## START Listed records

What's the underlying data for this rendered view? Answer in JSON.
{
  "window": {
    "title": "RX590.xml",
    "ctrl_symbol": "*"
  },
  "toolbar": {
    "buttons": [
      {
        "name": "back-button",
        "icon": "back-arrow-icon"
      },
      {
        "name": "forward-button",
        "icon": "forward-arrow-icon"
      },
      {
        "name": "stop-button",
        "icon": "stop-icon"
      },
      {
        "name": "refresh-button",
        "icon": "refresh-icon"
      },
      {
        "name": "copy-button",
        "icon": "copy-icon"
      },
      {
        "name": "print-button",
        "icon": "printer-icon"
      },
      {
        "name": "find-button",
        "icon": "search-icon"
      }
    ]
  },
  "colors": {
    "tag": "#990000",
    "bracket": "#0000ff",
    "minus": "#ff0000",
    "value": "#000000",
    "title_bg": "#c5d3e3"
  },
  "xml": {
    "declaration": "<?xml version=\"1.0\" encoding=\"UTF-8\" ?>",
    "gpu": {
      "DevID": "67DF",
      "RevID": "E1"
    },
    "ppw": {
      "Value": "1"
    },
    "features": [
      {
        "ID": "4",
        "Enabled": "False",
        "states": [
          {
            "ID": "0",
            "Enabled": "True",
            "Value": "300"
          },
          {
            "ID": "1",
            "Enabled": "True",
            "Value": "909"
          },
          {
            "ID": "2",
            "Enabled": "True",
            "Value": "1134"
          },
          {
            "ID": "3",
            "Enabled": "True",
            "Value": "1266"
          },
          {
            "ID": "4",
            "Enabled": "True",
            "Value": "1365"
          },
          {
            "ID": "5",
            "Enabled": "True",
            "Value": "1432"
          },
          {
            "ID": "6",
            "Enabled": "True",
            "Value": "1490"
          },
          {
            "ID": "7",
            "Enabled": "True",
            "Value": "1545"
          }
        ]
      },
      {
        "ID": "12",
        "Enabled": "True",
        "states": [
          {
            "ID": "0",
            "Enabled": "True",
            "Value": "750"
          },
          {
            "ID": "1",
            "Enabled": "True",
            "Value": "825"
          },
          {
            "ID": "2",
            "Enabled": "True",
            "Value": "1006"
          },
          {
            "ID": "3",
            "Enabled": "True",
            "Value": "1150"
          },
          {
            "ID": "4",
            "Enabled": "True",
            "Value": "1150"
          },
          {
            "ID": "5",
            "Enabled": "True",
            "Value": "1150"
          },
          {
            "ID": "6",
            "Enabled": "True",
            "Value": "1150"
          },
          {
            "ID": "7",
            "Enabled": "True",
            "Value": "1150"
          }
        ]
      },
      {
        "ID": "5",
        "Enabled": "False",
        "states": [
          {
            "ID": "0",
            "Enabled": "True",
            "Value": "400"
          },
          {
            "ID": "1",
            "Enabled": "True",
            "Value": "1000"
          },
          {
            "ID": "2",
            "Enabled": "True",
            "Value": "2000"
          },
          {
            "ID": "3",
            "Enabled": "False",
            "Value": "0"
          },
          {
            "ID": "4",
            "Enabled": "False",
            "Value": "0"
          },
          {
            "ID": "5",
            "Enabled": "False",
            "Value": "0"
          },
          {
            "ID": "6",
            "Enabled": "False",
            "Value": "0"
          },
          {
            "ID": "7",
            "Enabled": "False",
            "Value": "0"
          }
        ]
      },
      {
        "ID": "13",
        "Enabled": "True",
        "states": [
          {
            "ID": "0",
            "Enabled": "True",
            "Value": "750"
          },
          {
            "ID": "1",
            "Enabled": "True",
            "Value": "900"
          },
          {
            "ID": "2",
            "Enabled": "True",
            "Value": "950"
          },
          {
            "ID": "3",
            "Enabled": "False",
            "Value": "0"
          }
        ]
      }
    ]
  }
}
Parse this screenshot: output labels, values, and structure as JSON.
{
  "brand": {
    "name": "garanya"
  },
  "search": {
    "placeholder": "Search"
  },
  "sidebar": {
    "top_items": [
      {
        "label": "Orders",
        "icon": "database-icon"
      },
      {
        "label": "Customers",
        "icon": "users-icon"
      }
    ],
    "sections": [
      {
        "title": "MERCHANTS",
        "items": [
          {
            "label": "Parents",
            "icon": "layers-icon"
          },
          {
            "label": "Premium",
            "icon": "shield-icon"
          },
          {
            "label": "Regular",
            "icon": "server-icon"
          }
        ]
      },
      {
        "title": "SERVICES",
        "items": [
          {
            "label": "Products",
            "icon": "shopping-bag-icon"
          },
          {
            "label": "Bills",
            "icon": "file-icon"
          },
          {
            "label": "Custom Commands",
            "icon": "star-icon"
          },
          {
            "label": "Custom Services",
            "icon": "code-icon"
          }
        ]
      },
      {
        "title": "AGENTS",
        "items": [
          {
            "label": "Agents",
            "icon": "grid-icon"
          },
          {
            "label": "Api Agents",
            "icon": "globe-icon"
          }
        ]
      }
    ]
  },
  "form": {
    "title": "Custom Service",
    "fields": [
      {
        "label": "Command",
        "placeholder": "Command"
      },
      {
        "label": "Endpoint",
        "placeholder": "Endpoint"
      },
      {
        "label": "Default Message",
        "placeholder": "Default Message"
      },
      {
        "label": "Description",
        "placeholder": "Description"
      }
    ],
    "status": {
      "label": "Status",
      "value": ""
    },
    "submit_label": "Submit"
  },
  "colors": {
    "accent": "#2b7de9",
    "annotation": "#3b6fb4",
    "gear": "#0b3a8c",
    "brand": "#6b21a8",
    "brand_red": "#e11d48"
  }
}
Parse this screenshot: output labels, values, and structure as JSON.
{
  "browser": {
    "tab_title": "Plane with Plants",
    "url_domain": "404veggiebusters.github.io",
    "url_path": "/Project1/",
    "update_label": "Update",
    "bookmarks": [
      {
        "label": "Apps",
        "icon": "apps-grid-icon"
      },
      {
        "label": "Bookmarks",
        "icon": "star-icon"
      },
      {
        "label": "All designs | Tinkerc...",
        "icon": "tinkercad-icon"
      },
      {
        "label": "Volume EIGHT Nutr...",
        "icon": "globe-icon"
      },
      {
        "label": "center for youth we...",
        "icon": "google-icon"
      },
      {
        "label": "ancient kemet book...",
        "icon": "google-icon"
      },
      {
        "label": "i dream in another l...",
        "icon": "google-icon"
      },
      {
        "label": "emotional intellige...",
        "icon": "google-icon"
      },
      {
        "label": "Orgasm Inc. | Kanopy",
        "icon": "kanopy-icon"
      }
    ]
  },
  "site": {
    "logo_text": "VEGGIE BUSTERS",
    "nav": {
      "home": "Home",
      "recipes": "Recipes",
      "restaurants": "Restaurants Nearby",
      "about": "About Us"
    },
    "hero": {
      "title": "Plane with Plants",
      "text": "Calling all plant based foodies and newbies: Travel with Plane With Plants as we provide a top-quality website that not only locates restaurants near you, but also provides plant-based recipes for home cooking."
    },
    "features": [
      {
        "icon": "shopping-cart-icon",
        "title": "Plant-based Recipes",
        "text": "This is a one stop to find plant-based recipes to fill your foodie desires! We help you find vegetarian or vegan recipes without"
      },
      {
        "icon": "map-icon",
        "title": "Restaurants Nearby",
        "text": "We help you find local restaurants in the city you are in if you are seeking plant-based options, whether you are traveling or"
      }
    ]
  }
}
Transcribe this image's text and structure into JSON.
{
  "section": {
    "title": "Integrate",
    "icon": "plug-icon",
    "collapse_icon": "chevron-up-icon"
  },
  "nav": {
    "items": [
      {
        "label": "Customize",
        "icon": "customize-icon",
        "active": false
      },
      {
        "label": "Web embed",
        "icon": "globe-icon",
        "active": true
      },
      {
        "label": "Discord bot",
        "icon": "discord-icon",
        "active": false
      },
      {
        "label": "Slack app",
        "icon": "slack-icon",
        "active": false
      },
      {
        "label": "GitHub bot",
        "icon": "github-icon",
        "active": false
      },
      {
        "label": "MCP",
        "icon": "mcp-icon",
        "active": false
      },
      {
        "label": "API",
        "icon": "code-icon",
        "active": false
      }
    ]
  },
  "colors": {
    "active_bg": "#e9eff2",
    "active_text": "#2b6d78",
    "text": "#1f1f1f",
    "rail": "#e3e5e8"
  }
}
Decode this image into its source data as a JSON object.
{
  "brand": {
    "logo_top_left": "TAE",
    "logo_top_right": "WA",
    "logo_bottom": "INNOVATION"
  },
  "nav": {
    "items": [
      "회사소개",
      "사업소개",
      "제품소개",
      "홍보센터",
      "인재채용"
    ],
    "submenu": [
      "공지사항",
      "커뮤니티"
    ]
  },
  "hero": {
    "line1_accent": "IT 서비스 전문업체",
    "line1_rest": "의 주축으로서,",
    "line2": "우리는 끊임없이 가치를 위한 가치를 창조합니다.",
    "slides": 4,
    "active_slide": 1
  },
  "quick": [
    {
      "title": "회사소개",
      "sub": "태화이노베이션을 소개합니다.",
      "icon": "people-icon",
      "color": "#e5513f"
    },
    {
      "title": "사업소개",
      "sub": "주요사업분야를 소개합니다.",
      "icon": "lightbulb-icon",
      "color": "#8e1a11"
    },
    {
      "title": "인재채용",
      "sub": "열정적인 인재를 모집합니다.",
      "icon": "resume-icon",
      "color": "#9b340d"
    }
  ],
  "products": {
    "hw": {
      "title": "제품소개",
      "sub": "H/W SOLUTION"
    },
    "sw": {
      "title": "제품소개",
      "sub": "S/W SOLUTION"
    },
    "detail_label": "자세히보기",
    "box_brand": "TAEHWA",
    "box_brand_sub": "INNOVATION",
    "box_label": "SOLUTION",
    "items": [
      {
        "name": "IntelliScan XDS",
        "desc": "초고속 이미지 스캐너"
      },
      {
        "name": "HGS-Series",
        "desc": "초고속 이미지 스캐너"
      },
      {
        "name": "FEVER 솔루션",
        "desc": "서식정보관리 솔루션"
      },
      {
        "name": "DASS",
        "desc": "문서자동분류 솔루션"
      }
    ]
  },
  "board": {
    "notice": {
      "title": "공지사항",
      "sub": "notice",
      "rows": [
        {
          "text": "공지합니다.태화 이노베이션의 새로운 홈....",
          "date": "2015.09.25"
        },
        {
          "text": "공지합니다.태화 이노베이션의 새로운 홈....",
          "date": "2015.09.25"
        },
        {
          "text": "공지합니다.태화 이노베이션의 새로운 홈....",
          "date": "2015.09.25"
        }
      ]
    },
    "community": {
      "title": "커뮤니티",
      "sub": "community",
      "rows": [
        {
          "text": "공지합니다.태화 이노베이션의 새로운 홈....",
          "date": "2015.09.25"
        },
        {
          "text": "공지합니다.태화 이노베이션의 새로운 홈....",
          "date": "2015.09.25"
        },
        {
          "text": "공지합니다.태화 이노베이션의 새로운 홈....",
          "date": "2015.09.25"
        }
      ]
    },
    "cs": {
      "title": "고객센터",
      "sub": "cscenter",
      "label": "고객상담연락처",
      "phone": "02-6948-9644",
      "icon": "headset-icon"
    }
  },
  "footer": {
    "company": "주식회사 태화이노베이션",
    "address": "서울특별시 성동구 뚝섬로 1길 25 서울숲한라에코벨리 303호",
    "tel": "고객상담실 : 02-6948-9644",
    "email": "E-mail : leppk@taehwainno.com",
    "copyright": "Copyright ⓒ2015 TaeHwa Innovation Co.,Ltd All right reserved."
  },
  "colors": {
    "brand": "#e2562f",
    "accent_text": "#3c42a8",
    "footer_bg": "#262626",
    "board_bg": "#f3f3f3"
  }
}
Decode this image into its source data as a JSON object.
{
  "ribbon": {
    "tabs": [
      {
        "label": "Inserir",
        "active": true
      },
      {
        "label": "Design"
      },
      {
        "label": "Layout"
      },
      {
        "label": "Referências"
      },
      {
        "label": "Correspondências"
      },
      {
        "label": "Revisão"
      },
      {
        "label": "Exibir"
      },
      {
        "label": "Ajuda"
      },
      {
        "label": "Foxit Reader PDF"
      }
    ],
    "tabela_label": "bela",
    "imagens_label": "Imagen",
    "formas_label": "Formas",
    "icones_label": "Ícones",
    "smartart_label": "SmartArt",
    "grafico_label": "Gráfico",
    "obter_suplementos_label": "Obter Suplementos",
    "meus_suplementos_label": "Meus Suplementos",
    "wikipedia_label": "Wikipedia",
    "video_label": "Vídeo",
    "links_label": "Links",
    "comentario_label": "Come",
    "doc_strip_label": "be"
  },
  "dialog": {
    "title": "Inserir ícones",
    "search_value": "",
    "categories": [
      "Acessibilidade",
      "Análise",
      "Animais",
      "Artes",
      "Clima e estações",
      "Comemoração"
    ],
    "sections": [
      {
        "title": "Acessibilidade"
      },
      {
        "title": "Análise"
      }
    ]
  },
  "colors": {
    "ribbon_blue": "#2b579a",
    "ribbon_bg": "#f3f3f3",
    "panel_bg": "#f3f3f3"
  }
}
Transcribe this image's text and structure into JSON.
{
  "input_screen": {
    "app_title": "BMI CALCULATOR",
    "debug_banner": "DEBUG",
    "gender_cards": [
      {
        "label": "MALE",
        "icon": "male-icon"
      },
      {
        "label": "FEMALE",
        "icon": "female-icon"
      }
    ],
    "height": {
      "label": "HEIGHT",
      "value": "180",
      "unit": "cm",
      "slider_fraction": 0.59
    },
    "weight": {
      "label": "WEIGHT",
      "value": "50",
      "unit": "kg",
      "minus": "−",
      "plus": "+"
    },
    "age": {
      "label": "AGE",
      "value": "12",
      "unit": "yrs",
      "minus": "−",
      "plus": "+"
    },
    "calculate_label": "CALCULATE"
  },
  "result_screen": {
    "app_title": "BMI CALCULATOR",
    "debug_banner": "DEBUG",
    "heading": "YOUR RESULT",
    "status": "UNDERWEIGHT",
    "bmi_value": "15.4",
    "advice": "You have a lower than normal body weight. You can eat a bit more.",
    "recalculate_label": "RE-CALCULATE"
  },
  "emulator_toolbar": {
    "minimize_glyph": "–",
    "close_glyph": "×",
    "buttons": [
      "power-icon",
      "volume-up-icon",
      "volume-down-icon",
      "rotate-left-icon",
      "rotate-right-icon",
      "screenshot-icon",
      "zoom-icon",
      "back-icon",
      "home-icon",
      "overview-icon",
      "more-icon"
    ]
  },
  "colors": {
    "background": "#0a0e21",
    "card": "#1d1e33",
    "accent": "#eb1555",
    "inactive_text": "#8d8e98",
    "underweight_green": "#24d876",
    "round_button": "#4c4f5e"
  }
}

## END Listed records

• [Task goal]
Go through the entries above and copy every line containing "소개합니다".

• [Written solution]
      "sub": "태화이노베이션을 소개합니다.",
      "sub": "주요사업분야를 소개합니다.",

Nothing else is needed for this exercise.